## begin

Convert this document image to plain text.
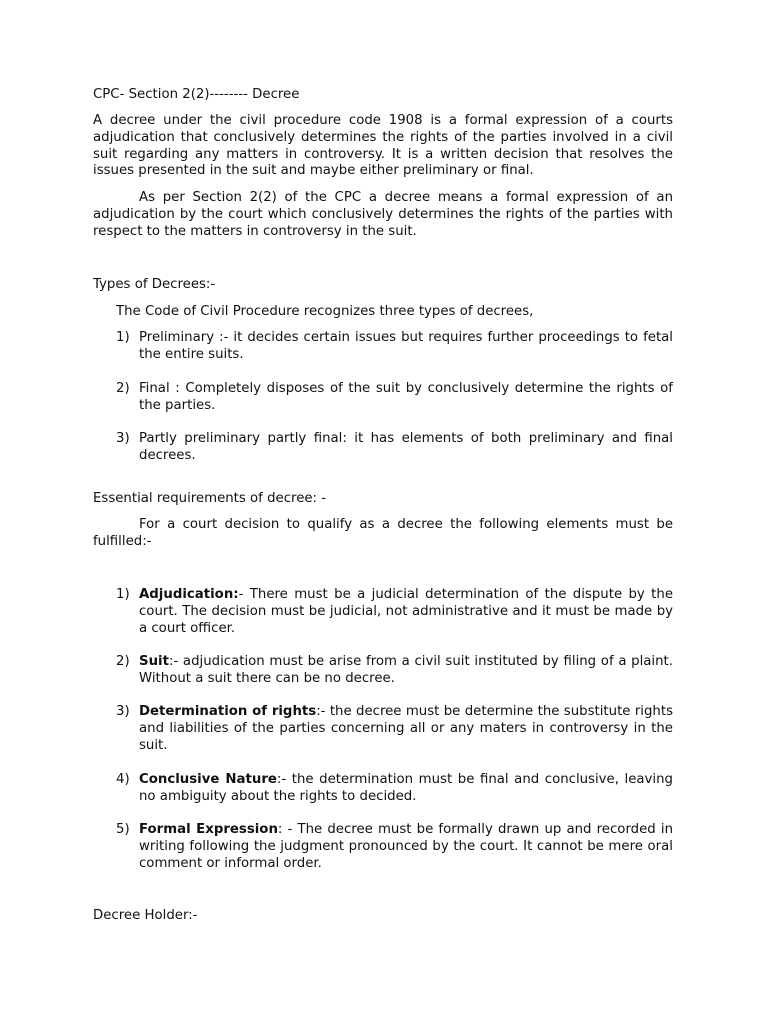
CPC- Section 2(2)-------- Decree

A decree under the civil procedure code 1908 is a formal expression of a courts adjudication that conclusively determines the rights of the parties involved in a civil suit regarding any matters in controversy. It is a written decision that resolves the issues presented in the suit and maybe either preliminary or final.

As per Section 2(2) of the CPC a decree means a formal expression of an adjudication by the court which conclusively determines the rights of the parties with respect to the matters in controversy in the suit.

Types of Decrees:-

The Code of Civil Procedure recognizes three types of decrees,

1) Preliminary :- it decides certain issues but requires further proceedings to fetal the entire suits.
2) Final : Completely disposes of the suit by conclusively determine the rights of the parties.
3) Partly preliminary partly final: it has elements of both preliminary and final decrees.

Essential requirements of decree: -

For a court decision to qualify as a decree the following elements must be fulfilled:-

1) Adjudication:- There must be a judicial determination of the dispute by the court. The decision must be judicial, not administrative and it must be made by a court officer.
2) Suit:- adjudication must be arise from a civil suit instituted by filing of a plaint. Without a suit there can be no decree.
3) Determination of rights:- the decree must be determine the substitute rights and liabilities of the parties concerning all or any maters in controversy in the suit.
4) Conclusive Nature:- the determination must be final and conclusive, leaving no ambiguity about the rights to decided.
5) Formal Expression: - The decree must be formally drawn up and recorded in writing following the judgment pronounced by the court. It cannot be mere oral comment or informal order.

Decree Holder:-
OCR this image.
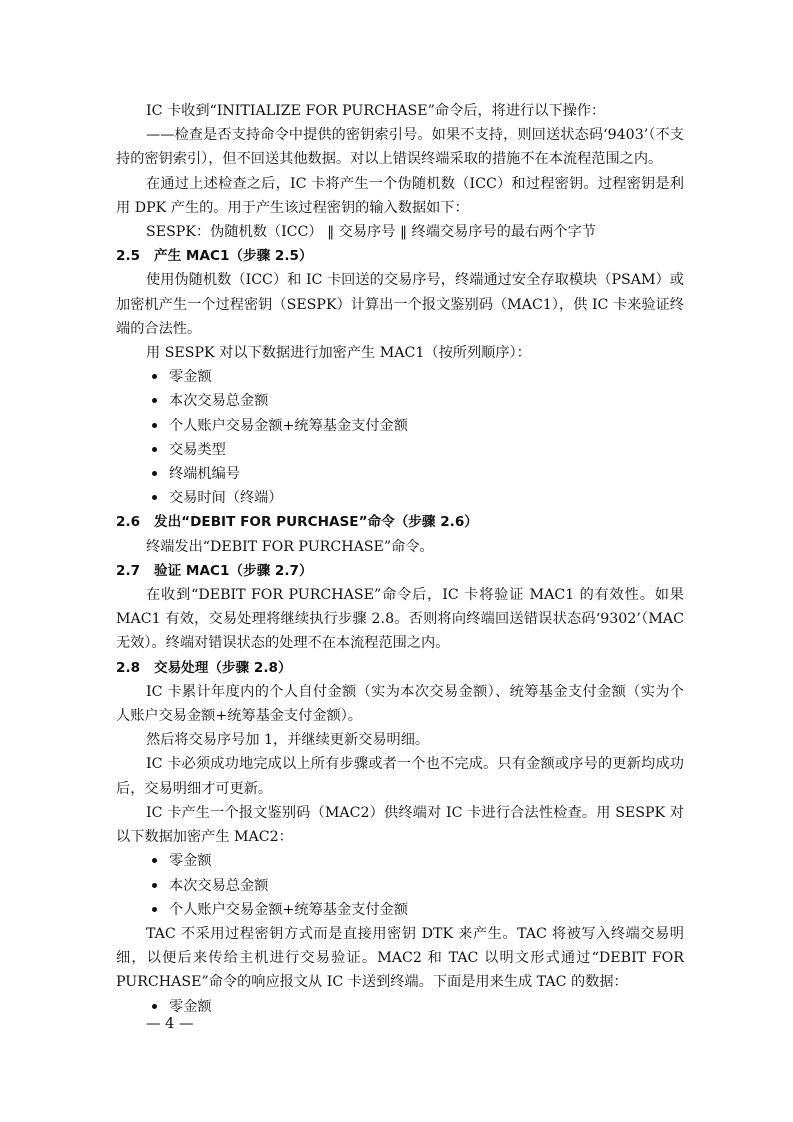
IC 卡收到“INITIALIZE FOR PURCHASE”命令后，将进行以下操作：

——检查是否支持命令中提供的密钥索引号。如果不支持，则回送状态码‘9403’（不支持的密钥索引），但不回送其他数据。对以上错误终端采取的措施不在本流程范围之内。

在通过上述检查之后，IC 卡将产生一个伪随机数（ICC）和过程密钥。过程密钥是利用 DPK 产生的。用于产生该过程密钥的输入数据如下：

SESPK：伪随机数（ICC） ‖ 交易序号 ‖ 终端交易序号的最右两个字节

2.5	产生 MAC1（步骤 2.5）

使用伪随机数（ICC）和 IC 卡回送的交易序号，终端通过安全存取模块（PSAM）或加密机产生一个过程密钥（SESPK）计算出一个报文鉴别码（MAC1），供 IC 卡来验证终端的合法性。

用 SESPK 对以下数据进行加密产生 MAC1（按所列顺序）：

零金额
本次交易总金额
个人账户交易金额+统筹基金支付金额
交易类型
终端机编号
交易时间（终端）
2.6	发出“DEBIT FOR PURCHASE”命令（步骤 2.6）

终端发出“DEBIT FOR PURCHASE”命令。

2.7	验证 MAC1（步骤 2.7）

在收到“DEBIT FOR PURCHASE”命令后，IC 卡将验证 MAC1 的有效性。如果 MAC1 有效，交易处理将继续执行步骤 2.8。否则将向终端回送错误状态码‘9302’（MAC 无效）。终端对错误状态的处理不在本流程范围之内。

2.8	交易处理（步骤 2.8）

IC 卡累计年度内的个人自付金额（实为本次交易金额）、统筹基金支付金额（实为个人账户交易金额+统筹基金支付金额）。

然后将交易序号加 1，并继续更新交易明细。

IC 卡必须成功地完成以上所有步骤或者一个也不完成。只有金额或序号的更新均成功后，交易明细才可更新。

IC 卡产生一个报文鉴别码（MAC2）供终端对 IC 卡进行合法性检查。用 SESPK 对以下数据加密产生 MAC2：

零金额
本次交易总金额
个人账户交易金额+统筹基金支付金额

TAC 不采用过程密钥方式而是直接用密钥 DTK 来产生。TAC 将被写入终端交易明细，以便后来传给主机进行交易验证。MAC2 和 TAC 以明文形式通过“DEBIT FOR PURCHASE”命令的响应报文从 IC 卡送到终端。下面是用来生成 TAC 的数据：

零金额
— 4 —
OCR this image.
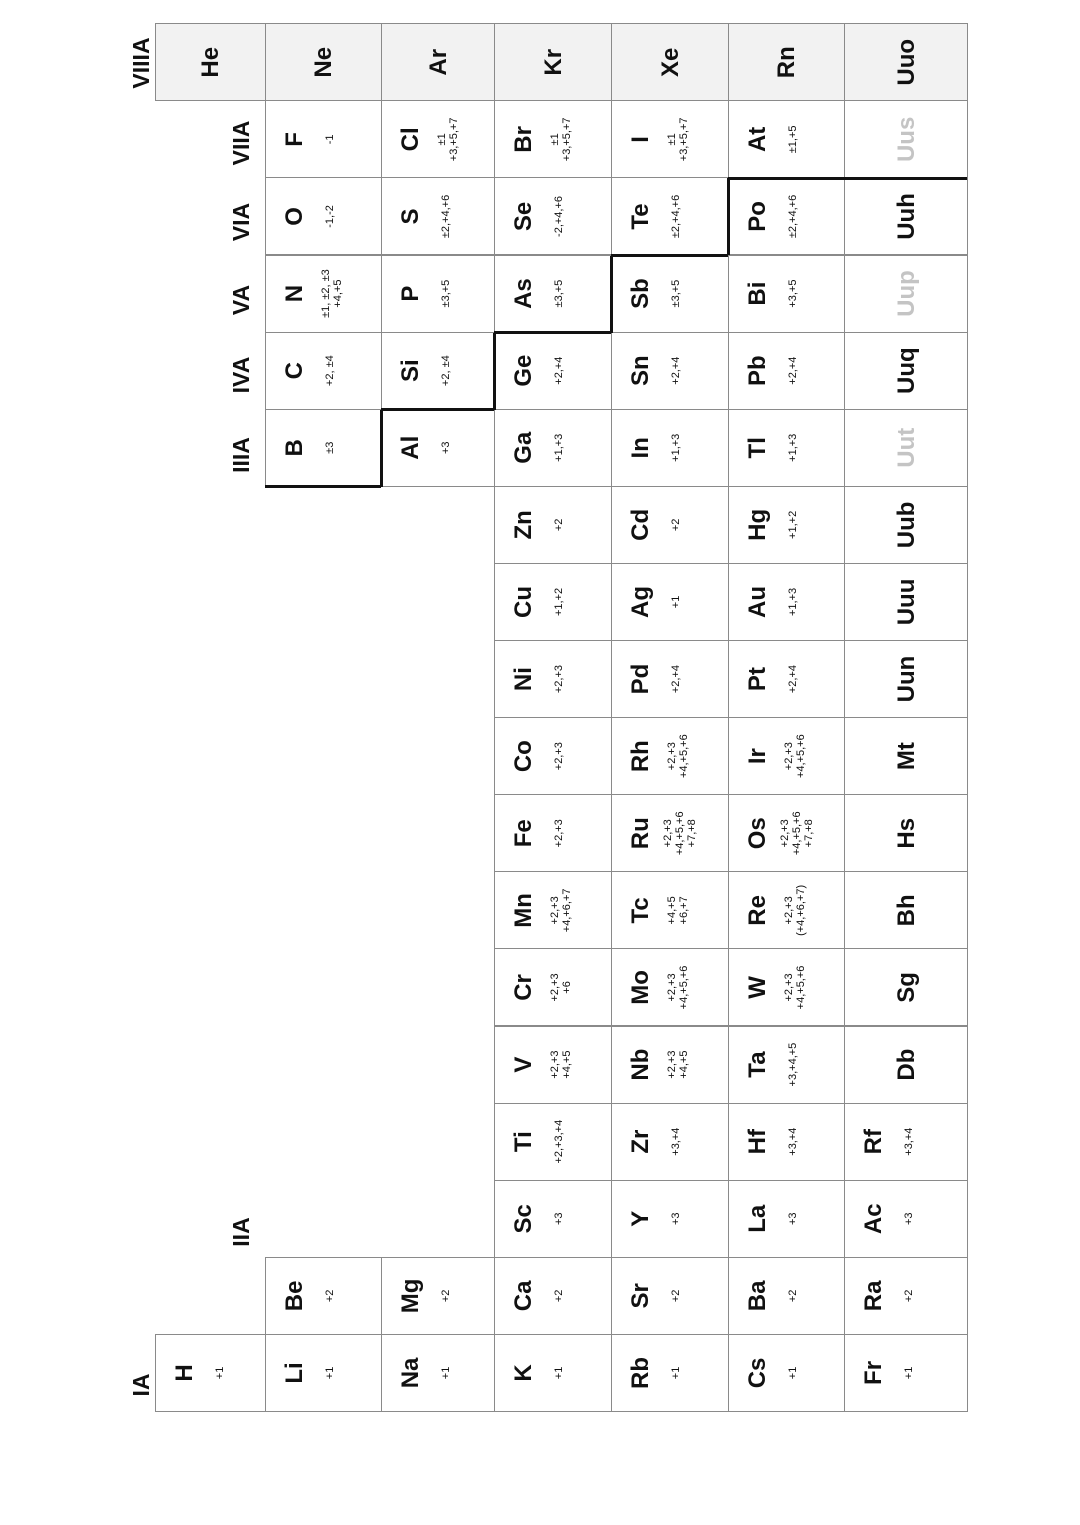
IA
IIA
IIIA
IVA
VA
VIA
VIIA
VIIIA
H +1
He
Li +1
Be +2
B ±3
C +2, ±4
N
±1, ±2, ±3
+4,+5
O -1,-2
F -1
Ne
Na +1
Mg +2
Al +3
Si +2, ±4
P ±3,+5
S ±2,+4,+6
Cl ±1
+3,+5,+7
Ar
K +1
Ca +2
Sc +3
Ti +2,+3,+4
V +2,+3
+4,+5
Cr +2,+3
+6
Mn +2,+3
+4,+6,+7
Fe +2,+3
Co +2,+3
Ni +2,+3
Cu +1,+2
Zn +2
Ga +1,+3
Ge +2,+4
As ±3,+5
Se -2,+4,+6
Br ±1
+3,+5,+7
Kr
Rb +1
Sr +2
Y +3
Zr +3,+4
Nb +2,+3
+4,+5
Mo +2,+3
+4,+5,+6
Tc +4,+5
+6,+7
Ru +2,+3
+4,+5,+6
+7,+8
Rh +2,+3
+4,+5,+6
Pd +2,+4
Ag +1
Cd +2
In +1,+3
Sn +2,+4
Sb ±3,+5
Te ±2,+4,+6
I ±1
+3,+5,+7
Xe
Cs +1
Ba +2
La +3
Hf +3,+4
Ta +3,+4,+5
W +2,+3
+4,+5,+6
Re +2,+3
(+4,+6,+7)
Os +2,+3
+4,+5,+6
+7,+8
Ir +2,+3
+4,+5,+6
Pt +2,+4
Au +1,+3
Hg +1,+2
Tl +1,+3
Pb +2,+4
Bi +3,+5
Po ±2,+4,+6
At ±1,+5
Rn
Fr +1
Ra +2
Ac +3
Rf +3,+4
Db
Sg
Bh
Hs
Mt
Uun
Uuu
Uub
Uut
Uuq
Uup
Uuh
Uus
Uuo
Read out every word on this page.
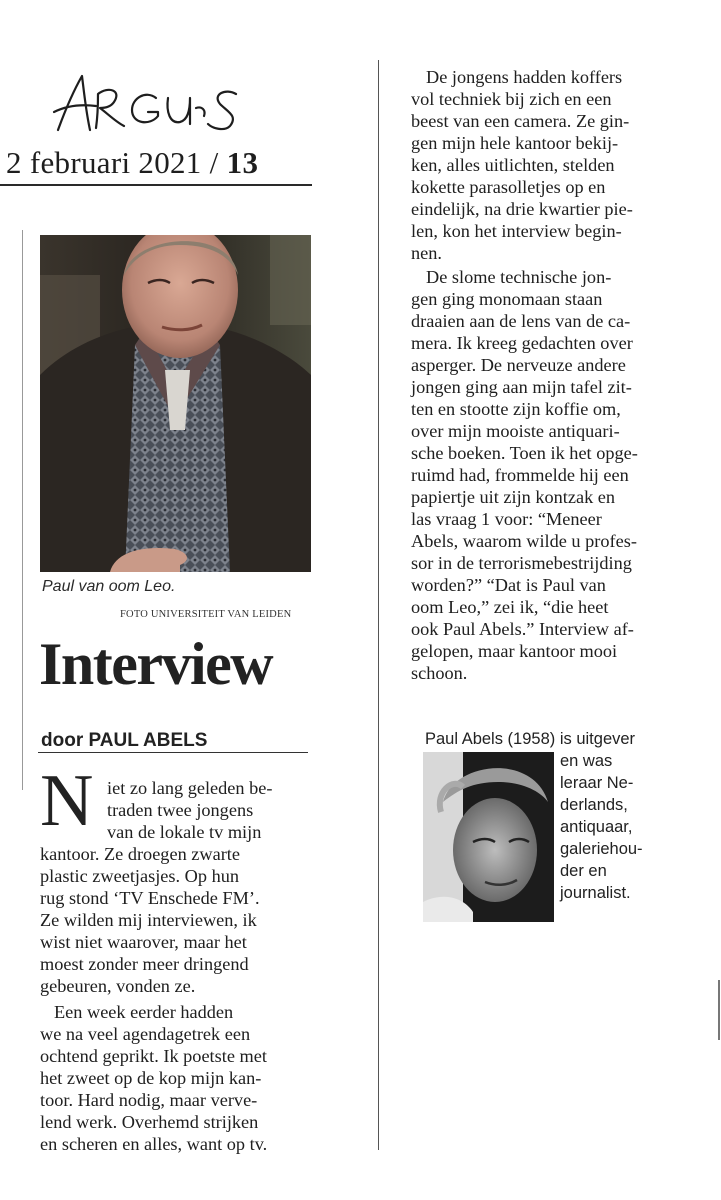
2 februari 2021 / 13
Paul van oom Leo.
FOTO UNIVERSITEIT VAN LEIDEN
Interview
door PAUL ABELS
N iet zo lang geleden be-
traden twee jongens
van de lokale tv mijn
kantoor. Ze droegen zwarte
plastic zweetjasjes. Op hun
rug stond ‘TV Enschede FM’.
Ze wilden mij interviewen, ik
wist niet waarover, maar het
moest zonder meer dringend
gebeuren, vonden ze.
Een week eerder hadden
we na veel agendagetrek een
ochtend geprikt. Ik poetste met
het zweet op de kop mijn kan-
toor. Hard nodig, maar verve-
lend werk. Overhemd strijken
en scheren en alles, want op tv.
De jongens hadden koffers
vol techniek bij zich en een
beest van een camera. Ze gin-
gen mijn hele kantoor bekij-
ken, alles uitlichten, stelden
kokette parasolletjes op en
eindelijk, na drie kwartier pie-
len, kon het interview begin-
nen.
De slome technische jon-
gen ging monomaan staan
draaien aan de lens van de ca-
mera. Ik kreeg gedachten over
asperger. De nerveuze andere
jongen ging aan mijn tafel zit-
ten en stootte zijn koffie om,
over mijn mooiste antiquari-
sche boeken. Toen ik het opge-
ruimd had, frommelde hij een
papiertje uit zijn kontzak en
las vraag 1 voor: “Meneer
Abels, waarom wilde u profes-
sor in de terrorismebestrijding
worden?” “Dat is Paul van
oom Leo,” zei ik, “die heet
ook Paul Abels.” Interview af-
gelopen, maar kantoor mooi
schoon.
Paul Abels (1958) is uitgever
en was
leraar Ne-
derlands,
antiquaar,
galeriehou-
der en
journalist.
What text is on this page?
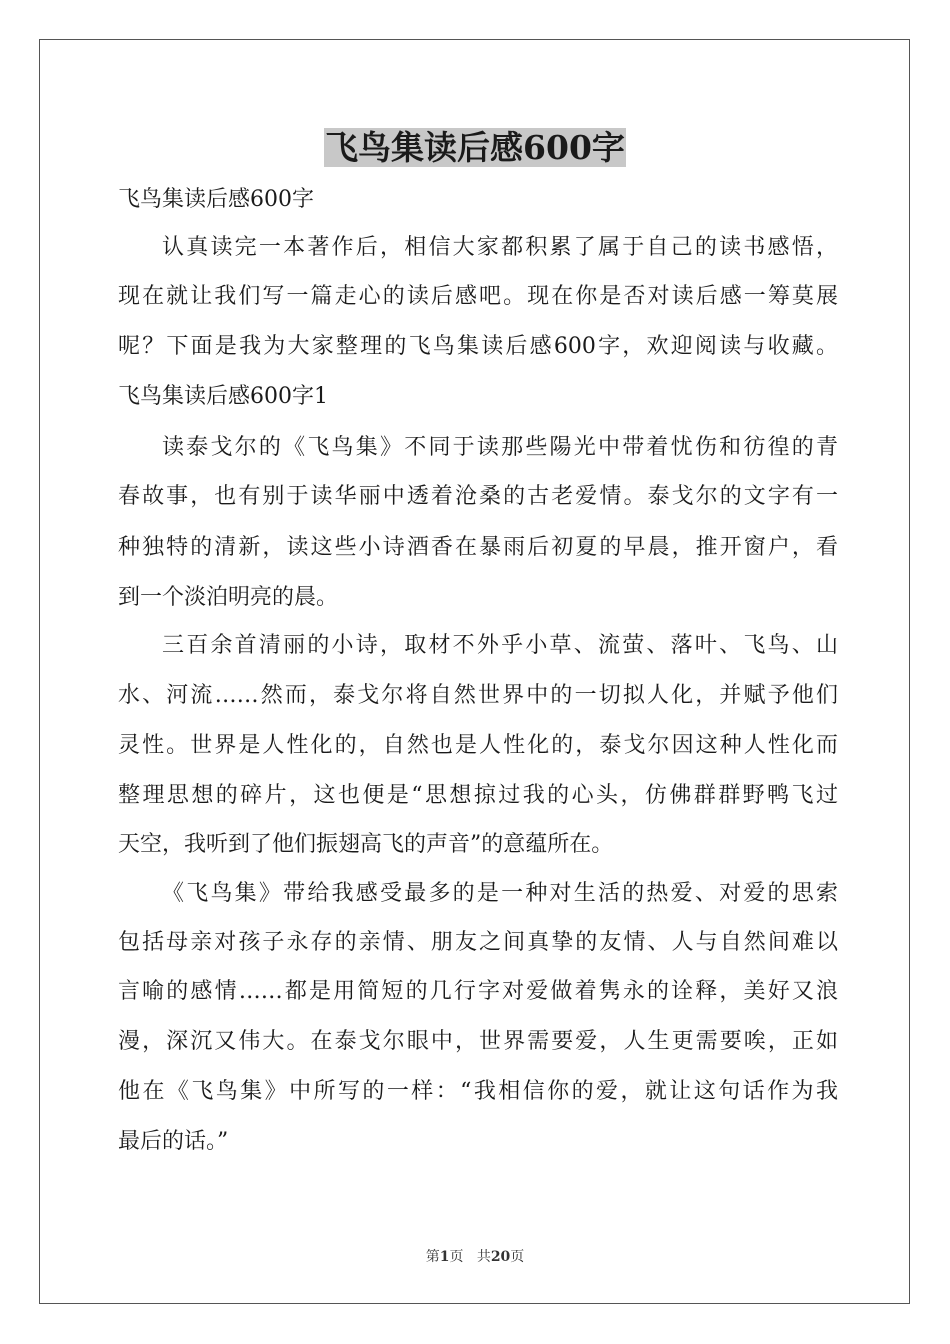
飞鸟集读后感600字
飞鸟集读后感600字
认真读完一本著作后，相信大家都积累了属于自己的读书感悟，
现在就让我们写一篇走心的读后感吧。现在你是否对读后感一筹莫展
呢？下面是我为大家整理的飞鸟集读后感600字，欢迎阅读与收藏。
飞鸟集读后感600字1
读泰戈尔的《飞鸟集》不同于读那些陽光中带着忧伤和彷徨的青
春故事，也有别于读华丽中透着沧桑的古老爱情。泰戈尔的文字有一
种独特的清新，读这些小诗酒香在暴雨后初夏的早晨，推开窗户，看
到一个淡泊明亮的晨。
三百余首清丽的小诗，取材不外乎小草、流萤、落叶、飞鸟、山
水、河流……然而，泰戈尔将自然世界中的一切拟人化，并赋予他们
灵性。世界是人性化的，自然也是人性化的，泰戈尔因这种人性化而
整理思想的碎片，这也便是“思想掠过我的心头，仿佛群群野鸭飞过
天空，我听到了他们振翅高飞的声音”的意蕴所在。
《飞鸟集》带给我感受最多的是一种对生活的热爱、对爱的思索
包括母亲对孩子永存的亲情、朋友之间真挚的友情、人与自然间难以
言喻的感情……都是用简短的几行字对爱做着隽永的诠释，美好又浪
漫，深沉又伟大。在泰戈尔眼中，世界需要爱，人生更需要唉，正如
他在《飞鸟集》中所写的一样：“我相信你的爱，就让这句话作为我
最后的话。”
第1页 共20页
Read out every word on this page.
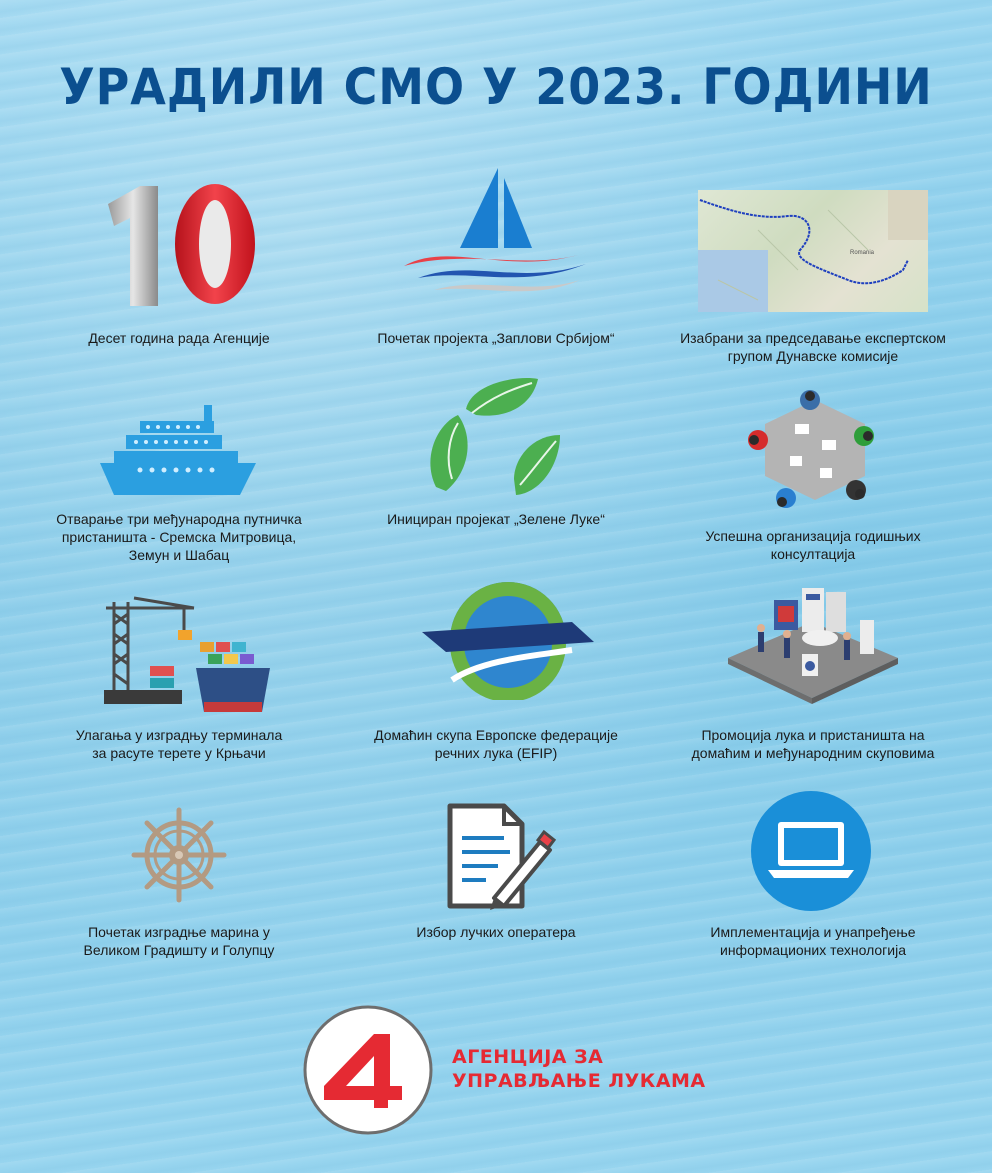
УРАДИЛИ СМО У 2023. ГОДИНИ
Десет година рада Агенције	Почетак пројекта „Заплови Србијом“
Romania
Изабрани за председавање експертском
групом Дунавске комисије
Отварање три међународна путничка
пристаништа - Сремска Митровица,
Земун и Шабац
Инициран пројекат „Зелене Луке“
Успешна организација годишњих
консултација
Улагања у изградњу терминала
за расуте терете у Крњачи
Домаћин скупа Европске федерације
речних лука (EFIP)
Промоција лука и пристаништа на
домаћим и међународним скуповима
Почетак изградње марина у
Великом Градишту и Голупцу
Избор лучких оператера	Имплементација и унапређење
информационих технологија
АГЕНЦИЈА ЗА
УПРАВЉАЊЕ ЛУКАМА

## end

● **What is asked**: Only the number is wanted: how many lines in the entries above contain the word "zijn"?

● **Result**: 2